* begin *

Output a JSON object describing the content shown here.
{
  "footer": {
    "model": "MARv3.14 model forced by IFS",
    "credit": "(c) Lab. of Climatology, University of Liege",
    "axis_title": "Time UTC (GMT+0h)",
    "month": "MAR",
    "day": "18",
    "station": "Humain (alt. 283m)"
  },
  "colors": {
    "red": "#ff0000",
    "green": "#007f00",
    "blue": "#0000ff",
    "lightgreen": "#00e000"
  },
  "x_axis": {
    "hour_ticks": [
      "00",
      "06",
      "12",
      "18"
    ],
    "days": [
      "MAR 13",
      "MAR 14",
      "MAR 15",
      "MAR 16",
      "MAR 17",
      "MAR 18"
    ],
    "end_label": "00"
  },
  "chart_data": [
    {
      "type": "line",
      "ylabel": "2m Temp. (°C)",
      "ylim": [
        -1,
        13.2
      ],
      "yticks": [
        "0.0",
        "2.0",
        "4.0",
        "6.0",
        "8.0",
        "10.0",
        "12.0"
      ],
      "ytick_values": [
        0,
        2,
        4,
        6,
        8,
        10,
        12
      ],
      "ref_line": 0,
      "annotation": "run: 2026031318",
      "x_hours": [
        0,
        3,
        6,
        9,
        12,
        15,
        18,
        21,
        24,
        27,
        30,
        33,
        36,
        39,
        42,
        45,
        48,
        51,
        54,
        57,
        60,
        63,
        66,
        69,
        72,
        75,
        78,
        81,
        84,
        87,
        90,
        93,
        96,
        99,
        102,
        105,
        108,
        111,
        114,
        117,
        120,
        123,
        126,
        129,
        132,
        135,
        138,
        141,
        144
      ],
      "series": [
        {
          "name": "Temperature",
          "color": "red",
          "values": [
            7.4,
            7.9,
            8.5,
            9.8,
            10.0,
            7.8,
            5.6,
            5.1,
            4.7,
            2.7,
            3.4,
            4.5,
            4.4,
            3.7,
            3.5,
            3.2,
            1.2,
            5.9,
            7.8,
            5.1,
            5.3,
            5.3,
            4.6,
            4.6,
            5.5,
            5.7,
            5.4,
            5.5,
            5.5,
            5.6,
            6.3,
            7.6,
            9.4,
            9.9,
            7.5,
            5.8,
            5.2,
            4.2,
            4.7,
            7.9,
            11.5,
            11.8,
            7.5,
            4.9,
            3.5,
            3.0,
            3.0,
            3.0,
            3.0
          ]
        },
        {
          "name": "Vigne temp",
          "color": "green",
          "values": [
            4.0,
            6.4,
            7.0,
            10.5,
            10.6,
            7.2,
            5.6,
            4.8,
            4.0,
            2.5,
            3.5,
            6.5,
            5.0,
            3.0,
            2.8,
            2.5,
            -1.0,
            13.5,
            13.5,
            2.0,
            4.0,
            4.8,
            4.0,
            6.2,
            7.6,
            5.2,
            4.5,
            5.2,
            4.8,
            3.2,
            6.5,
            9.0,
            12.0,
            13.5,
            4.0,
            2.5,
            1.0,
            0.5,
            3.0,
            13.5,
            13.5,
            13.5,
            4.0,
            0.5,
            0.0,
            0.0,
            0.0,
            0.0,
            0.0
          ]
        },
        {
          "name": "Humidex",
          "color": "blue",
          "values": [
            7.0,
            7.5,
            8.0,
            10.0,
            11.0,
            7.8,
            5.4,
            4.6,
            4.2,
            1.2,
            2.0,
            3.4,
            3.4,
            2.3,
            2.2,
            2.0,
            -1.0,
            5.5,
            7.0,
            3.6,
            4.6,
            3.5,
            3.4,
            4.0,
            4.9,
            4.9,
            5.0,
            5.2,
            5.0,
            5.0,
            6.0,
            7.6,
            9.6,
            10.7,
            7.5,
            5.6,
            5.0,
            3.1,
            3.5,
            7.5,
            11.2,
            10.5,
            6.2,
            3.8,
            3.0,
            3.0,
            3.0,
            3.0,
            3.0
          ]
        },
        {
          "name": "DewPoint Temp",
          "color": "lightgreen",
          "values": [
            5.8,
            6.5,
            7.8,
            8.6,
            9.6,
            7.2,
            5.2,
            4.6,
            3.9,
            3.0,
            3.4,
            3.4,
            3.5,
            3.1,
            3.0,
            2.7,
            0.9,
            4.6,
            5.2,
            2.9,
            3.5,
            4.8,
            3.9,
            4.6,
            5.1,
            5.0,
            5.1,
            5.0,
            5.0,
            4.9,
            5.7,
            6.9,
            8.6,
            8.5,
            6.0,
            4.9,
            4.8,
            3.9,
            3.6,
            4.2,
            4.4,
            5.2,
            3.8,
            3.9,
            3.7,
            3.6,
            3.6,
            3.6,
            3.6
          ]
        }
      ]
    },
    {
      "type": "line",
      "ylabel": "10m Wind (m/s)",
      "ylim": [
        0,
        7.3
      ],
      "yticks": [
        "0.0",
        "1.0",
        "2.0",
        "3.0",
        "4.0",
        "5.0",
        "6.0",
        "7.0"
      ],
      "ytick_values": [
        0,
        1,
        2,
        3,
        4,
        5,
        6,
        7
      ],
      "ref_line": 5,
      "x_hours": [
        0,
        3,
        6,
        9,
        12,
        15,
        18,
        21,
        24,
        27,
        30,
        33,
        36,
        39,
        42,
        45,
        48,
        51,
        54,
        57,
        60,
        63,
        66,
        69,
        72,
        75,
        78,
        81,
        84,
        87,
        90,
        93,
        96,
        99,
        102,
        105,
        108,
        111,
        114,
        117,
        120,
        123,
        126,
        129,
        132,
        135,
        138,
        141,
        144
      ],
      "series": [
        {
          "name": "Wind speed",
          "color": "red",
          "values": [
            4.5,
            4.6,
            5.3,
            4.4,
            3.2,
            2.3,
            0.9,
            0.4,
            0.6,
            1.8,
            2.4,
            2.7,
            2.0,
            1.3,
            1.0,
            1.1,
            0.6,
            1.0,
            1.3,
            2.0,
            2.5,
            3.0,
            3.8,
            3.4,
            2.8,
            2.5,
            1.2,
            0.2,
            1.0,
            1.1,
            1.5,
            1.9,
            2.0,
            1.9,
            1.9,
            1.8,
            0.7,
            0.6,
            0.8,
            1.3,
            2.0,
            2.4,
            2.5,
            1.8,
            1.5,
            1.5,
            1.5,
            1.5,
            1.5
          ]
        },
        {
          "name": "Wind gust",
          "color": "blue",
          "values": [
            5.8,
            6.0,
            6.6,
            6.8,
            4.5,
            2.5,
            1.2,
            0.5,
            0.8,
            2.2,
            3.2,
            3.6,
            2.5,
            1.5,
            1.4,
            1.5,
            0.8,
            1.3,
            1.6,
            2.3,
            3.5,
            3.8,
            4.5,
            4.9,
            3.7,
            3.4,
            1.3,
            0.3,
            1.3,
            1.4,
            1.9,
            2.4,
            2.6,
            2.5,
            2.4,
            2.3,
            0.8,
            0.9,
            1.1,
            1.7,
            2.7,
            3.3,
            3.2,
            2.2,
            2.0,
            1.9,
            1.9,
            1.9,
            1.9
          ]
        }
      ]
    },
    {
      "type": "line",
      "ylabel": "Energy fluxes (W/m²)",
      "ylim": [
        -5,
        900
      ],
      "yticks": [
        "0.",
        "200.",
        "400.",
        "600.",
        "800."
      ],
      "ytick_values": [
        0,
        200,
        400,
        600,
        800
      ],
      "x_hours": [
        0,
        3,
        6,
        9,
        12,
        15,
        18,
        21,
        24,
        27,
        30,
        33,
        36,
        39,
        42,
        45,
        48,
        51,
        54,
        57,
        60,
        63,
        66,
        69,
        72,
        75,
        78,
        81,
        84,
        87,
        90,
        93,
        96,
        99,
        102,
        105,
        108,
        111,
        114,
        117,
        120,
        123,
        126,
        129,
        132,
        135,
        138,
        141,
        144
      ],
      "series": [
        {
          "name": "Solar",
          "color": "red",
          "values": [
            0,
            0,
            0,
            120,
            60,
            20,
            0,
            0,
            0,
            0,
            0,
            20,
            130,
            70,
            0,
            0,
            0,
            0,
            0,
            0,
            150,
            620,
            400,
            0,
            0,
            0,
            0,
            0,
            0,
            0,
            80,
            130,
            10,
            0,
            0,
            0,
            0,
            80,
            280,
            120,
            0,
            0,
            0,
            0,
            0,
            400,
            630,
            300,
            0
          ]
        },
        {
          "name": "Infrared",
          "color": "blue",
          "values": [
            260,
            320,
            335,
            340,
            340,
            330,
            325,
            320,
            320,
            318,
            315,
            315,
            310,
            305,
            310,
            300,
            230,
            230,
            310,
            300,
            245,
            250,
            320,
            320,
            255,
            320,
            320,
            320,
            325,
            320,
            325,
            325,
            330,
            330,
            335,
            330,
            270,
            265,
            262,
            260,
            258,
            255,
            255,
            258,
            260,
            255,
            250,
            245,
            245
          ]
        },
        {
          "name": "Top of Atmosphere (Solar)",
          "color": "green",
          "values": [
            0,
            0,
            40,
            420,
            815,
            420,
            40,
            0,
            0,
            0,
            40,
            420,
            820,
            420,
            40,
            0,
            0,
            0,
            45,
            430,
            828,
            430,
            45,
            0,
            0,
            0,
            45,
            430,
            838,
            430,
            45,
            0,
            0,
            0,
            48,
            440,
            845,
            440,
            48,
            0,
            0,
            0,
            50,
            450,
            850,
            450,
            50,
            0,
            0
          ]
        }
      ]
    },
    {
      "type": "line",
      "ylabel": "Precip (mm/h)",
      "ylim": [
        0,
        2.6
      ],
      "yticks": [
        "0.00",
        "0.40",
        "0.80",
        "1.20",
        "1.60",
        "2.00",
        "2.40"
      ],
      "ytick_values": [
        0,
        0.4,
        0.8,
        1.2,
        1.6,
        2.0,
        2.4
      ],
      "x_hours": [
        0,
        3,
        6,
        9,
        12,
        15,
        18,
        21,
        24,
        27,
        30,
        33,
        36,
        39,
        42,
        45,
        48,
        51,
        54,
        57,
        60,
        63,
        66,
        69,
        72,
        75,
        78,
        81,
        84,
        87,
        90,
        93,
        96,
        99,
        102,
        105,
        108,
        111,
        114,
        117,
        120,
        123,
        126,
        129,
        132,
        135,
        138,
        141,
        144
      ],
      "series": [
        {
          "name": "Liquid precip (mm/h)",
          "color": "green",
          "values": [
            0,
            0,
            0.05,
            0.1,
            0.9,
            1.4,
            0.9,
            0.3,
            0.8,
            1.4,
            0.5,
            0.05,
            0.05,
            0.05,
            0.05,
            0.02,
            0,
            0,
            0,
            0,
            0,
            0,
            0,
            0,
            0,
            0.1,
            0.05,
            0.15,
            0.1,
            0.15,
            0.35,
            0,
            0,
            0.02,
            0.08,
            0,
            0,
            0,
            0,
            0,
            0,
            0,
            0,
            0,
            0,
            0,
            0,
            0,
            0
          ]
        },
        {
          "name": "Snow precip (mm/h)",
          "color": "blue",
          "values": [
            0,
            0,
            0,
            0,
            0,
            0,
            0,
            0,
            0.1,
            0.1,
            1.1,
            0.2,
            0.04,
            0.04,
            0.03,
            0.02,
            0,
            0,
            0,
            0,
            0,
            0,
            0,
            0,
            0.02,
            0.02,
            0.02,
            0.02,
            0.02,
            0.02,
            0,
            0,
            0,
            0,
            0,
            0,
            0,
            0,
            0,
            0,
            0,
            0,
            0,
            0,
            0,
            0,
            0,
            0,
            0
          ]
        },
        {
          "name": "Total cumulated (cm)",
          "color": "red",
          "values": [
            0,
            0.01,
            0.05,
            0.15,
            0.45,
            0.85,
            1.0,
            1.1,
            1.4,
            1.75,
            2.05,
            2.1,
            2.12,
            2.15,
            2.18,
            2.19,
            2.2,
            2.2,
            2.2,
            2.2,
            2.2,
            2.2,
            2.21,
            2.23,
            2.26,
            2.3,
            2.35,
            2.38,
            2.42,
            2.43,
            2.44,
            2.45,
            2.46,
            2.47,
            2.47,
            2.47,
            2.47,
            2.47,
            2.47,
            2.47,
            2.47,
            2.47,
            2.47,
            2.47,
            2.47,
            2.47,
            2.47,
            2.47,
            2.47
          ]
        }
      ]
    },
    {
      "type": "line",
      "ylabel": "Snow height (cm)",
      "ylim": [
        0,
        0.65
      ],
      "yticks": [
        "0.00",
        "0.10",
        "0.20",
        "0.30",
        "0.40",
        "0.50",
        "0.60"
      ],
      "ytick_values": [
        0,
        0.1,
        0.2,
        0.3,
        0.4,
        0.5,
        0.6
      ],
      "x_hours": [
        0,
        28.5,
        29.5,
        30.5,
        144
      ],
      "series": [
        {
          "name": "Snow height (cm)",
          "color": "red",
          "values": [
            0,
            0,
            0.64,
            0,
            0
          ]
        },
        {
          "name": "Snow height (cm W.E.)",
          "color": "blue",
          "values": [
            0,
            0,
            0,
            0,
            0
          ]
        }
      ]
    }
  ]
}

* end *

▶ **Exercise goal**
Sift the material for lines with the string "lightgreen". Copy each one found.

▶ **Output for this task**
    "lightgreen": "#00e000"
          "color": "lightgreen",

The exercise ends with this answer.